* **Document**:
↓↓↓

So while I accept that some union spokespeople of the past have helped create our image, I do ask you to bear in mind that membership of unions spans doctors and university professors through to rail, port workers and cleaners. More than 50% are women, and there are increasing numbers of Pacific Island, Maori and young workers.
What am I trying to say to you? I suppose it is this:
-Unions are made up of ordinary New Zealanders. -Those ordinary New Zealanders reflect the increasing diversity of our national workforce. -Those ordinary New Zealanders come together in unions because we believe that by working collectively and co-operatively we can more effectively improve our conditions of work and social conditions for our families.
I realise that the CTU has a major challenge in our attempt to get people to look past the media stereotypes and actually see unions as organisations of real people who, together, are a reasonably comprehensive reflection of the New Zealand workforce in the 21st century.
Union members often ask me why their unions are subjected to such virulent political and media attack. The reality of course is that the role of unions has been an issue of public debate since the days of Adam Smith.
We have seen the political attack re-emerge with a vengeance during the election campaign and this has been picked up by the media during the passage of the ACC Bill and the Employment Relations Bill.
It is of course suggested that these measures will be the death knell for New Zealand business. Surveys of "business confidence" are suddenly seen as the only measure for Government policy. This issue is put nicely into perspective by the very experienced political and economic journalist Patrick Smellie in an article in "Grace" magazine who asks how good are the business critics at what they do.
Smellie points to research published this year by the ANZ Bank's head of corporate finance, Joseph Healy, which suggests that our largest companies (with the exception of Telecom) have consistently destroyed shareholder value during the '90's.... an economic added value (EVA) loss of $14 billion over 9 years, of a share market with a total value of $50 billion. He raises the question that perhaps that abysmal performance by our largest companies might be to blame for our apparently blighted prospects but he also quotes expert opinion that the mid-2000 business confidence crisis will be seen historically as a "politicised blip".
We also have to look at the restructuring of the past 15 years. The process of economic restructuring was predicated on an assumption that short-term pain would produce massive gain.
The reality was that the policy programme created neither stable conditions nor better growth rates. The restructuring period covered two business cycles. The reforms essentially "parked up" the New Zealand economy so we were outside the upward phase of the world business cycle in the late 1980s.
There was zero growth for about 6 years from 1986 to 1992. In terms of real gross domestic product per capita, New Zealand has fallen from being ranked 4th in the OECD in 1960 to 15th in 1993. GNP per capita from 1984-99 was 0.2% per annum on average compared with 0.6% over the 1969-84 period. In addition, in 1960 labour's share of GDP was around 60% whereas now it is closer to 50%. Real wages in 1997 were lower than in 1974.

↑↑↑

* **Requirements**:
- 1) According to the speech, what share of union members are women?
- 2) In the entries, write out the lines from the line with "x-tick-label: 2027 <box>349 400 376 414</box>" up to and including the line with "y-tick-label: 1,000 <box>3 135 33 149</box>", unchanged.
The entries that follow the speech are unrelated to it.

* **Data shown**:
↓↓↓

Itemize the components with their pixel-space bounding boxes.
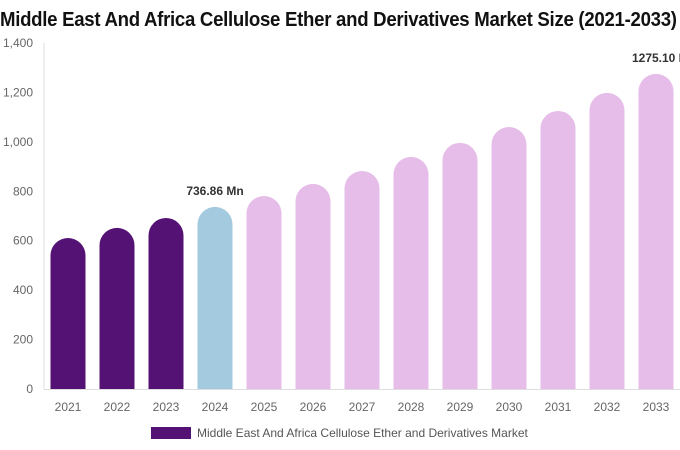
x-tick-label: 2027 <box>349 400 376 414</box>
bar-2029 <box>442 142 478 389</box>
x-tick-label: 2024 <box>202 400 229 414</box>
y-tick-label: 1,200 <box>3 85 33 99</box>
y-tick-label: 1,400 <box>3 36 33 50</box>
bar-2022 <box>99 227 135 389</box>
y-tick-label: 1,000 <box>3 135 33 149</box>
bar-2031 <box>540 110 576 389</box>
chart-title: Middle East And Africa Cellulose Ether a… <box>0 9 677 31</box>
y-tick-label: 0 <box>26 382 33 396</box>
bar-2024 <box>197 206 233 389</box>
x-tick-label: 2028 <box>398 400 425 414</box>
bar-2027 <box>344 171 380 389</box>
legend-swatch <box>151 427 191 439</box>
bar-2025 <box>246 195 282 389</box>
x-tick-label: 2022 <box>104 400 131 414</box>
bar-2033 <box>638 73 674 390</box>
x-tick-label: 2023 <box>153 400 180 414</box>
bar-2030 <box>491 127 527 389</box>
x-tick-label: 2030 <box>496 400 523 414</box>
bar-2023 <box>148 217 184 389</box>
x-tick-label: 2031 <box>545 400 572 414</box>
legend-label: Middle East And Africa Cellulose Ether a… <box>197 426 528 440</box>
y-tick-label: 600 <box>13 234 33 248</box>
y-tick-label: 400 <box>13 283 33 297</box>
x-tick-label: 2033 <box>643 400 670 414</box>
data-label-2033: 1275.10 Mn <box>632 51 680 65</box>
y-tick-label: 200 <box>13 333 33 347</box>
bar-2026 <box>295 183 331 389</box>
data-label-2024: 736.86 Mn <box>186 184 243 198</box>
bar-2021 <box>50 237 86 389</box>
x-tick-label: 2026 <box>300 400 327 414</box>
bar-2032 <box>589 92 625 390</box>
x-tick-label: 2029 <box>447 400 474 414</box>
x-tick-label: 2021 <box>55 400 82 414</box>
x-tick-label: 2032 <box>594 400 621 414</box>
bar-2028 <box>393 156 429 389</box>
x-tick-label: 2025 <box>251 400 278 414</box>
y-tick-label: 800 <box>13 184 33 198</box>
legend: Middle East And Africa Cellulose Ether a… <box>151 426 528 440</box>
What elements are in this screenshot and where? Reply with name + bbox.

↑↑↑

* **Final answers**:
- 1) More than 50%.

- 2)
x-tick-label: 2027 <box>349 400 376 414</box>
bar-2029 <box>442 142 478 389</box>
x-tick-label: 2024 <box>202 400 229 414</box>
y-tick-label: 1,200 <box>3 85 33 99</box>
y-tick-label: 1,400 <box>3 36 33 50</box>
bar-2022 <box>99 227 135 389</box>
y-tick-label: 1,000 <box>3 135 33 149</box>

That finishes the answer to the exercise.